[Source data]
• • • • • • •
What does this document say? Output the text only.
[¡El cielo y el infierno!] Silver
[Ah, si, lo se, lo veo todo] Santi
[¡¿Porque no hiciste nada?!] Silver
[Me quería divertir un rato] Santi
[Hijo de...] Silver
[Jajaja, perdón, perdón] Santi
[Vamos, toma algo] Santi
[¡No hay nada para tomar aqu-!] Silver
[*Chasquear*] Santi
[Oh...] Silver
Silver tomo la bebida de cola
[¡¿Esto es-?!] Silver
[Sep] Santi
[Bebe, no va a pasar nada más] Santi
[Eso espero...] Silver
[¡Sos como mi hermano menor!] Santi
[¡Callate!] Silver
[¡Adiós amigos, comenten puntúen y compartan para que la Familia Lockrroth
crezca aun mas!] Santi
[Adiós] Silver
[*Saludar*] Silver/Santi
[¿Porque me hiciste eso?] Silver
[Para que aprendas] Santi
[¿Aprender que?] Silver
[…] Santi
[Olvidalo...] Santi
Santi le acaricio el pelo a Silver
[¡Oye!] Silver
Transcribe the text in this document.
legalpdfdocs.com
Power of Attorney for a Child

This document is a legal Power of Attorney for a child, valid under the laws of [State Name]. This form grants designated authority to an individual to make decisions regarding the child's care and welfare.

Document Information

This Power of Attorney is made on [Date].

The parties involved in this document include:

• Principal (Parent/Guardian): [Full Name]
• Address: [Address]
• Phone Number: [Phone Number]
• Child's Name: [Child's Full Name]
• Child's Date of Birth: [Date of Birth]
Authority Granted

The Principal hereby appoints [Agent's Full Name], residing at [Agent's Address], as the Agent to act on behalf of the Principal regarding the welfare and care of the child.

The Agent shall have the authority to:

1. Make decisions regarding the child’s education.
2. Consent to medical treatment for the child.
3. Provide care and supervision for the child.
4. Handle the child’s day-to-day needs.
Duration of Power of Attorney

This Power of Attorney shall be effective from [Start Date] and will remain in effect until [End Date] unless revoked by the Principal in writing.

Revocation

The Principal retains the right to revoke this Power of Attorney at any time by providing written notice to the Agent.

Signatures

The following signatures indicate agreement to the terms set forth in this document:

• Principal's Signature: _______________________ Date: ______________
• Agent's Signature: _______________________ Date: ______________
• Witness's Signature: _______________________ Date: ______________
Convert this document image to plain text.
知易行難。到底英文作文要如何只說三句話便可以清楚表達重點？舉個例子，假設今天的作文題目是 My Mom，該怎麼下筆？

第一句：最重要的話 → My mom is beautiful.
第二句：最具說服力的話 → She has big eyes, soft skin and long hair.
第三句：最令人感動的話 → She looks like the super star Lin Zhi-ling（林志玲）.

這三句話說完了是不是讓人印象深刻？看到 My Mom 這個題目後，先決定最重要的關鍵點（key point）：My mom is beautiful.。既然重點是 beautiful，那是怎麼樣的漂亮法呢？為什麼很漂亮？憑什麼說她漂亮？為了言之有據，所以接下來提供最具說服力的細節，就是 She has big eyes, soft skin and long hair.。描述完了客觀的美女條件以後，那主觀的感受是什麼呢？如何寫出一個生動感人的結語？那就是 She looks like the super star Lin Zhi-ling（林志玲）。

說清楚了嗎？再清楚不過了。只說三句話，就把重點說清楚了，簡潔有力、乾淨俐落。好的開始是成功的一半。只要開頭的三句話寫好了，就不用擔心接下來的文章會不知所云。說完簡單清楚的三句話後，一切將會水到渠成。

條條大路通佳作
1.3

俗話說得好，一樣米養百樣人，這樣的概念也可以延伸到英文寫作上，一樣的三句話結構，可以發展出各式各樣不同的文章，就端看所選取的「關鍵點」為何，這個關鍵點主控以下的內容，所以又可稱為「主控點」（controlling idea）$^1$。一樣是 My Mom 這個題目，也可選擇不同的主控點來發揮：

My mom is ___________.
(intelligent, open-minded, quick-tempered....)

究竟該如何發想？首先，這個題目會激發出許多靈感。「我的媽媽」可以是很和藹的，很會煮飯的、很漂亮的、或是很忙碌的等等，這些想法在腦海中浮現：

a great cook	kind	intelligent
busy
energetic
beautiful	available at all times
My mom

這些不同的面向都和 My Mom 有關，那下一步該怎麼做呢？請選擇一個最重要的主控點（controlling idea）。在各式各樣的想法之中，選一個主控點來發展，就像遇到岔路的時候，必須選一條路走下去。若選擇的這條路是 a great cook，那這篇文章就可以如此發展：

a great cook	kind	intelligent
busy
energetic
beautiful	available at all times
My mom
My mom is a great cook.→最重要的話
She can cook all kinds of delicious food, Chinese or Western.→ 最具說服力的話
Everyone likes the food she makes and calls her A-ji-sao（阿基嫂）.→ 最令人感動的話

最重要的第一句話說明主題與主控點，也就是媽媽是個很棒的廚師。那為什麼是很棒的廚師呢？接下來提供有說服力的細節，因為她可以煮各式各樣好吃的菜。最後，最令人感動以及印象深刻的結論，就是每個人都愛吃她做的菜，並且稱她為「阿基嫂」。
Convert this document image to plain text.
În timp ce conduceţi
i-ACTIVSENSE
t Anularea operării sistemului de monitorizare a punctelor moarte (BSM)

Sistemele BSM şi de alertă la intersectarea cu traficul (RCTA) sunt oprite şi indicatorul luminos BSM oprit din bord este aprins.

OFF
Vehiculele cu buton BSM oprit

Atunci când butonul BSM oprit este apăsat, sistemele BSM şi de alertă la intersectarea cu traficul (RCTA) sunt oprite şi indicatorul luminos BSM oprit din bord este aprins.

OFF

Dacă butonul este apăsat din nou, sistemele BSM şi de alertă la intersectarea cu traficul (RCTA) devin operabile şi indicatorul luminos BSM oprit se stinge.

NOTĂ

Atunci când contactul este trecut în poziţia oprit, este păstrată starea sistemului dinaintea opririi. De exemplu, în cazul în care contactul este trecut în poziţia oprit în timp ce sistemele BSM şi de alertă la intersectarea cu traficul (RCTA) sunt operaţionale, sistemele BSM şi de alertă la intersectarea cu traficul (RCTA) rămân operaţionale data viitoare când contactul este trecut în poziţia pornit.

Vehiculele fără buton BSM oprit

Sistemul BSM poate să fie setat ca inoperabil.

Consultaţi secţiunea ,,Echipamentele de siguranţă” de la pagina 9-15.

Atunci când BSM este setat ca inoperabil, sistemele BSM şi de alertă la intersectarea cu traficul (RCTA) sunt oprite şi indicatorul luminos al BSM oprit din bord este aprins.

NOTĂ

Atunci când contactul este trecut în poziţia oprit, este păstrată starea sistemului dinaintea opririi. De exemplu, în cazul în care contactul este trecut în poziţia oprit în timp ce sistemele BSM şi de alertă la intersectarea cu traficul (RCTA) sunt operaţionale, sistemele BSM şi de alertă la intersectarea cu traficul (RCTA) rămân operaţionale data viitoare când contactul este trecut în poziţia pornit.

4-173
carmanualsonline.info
• • • • • • •
## YOUR TASK
Copy out each line of the material that holds the word "hair".

## SOLUTION FOR THIS TASK
第二句：最具說服力的話 → She has big eyes, soft skin and long hair.
這三句話說完了是不是讓人印象深刻？看到 My Mom 這個題目後，先決定最重要的關鍵點（key point）：My mom is beautiful.。既然重點是 beautiful，那是怎麼樣的漂亮法呢？為什麼很漂亮？憑什麼說她漂亮？為了言之有據，所以接下來提供最具說服力的細節，就是 She has big eyes, soft skin and long hair.。描述完了客觀的美女條件以後，那主觀的感受是什麼呢？如何寫出一個生動感人的結語？那就是 She looks like the super star Lin Zhi-ling（林志玲）。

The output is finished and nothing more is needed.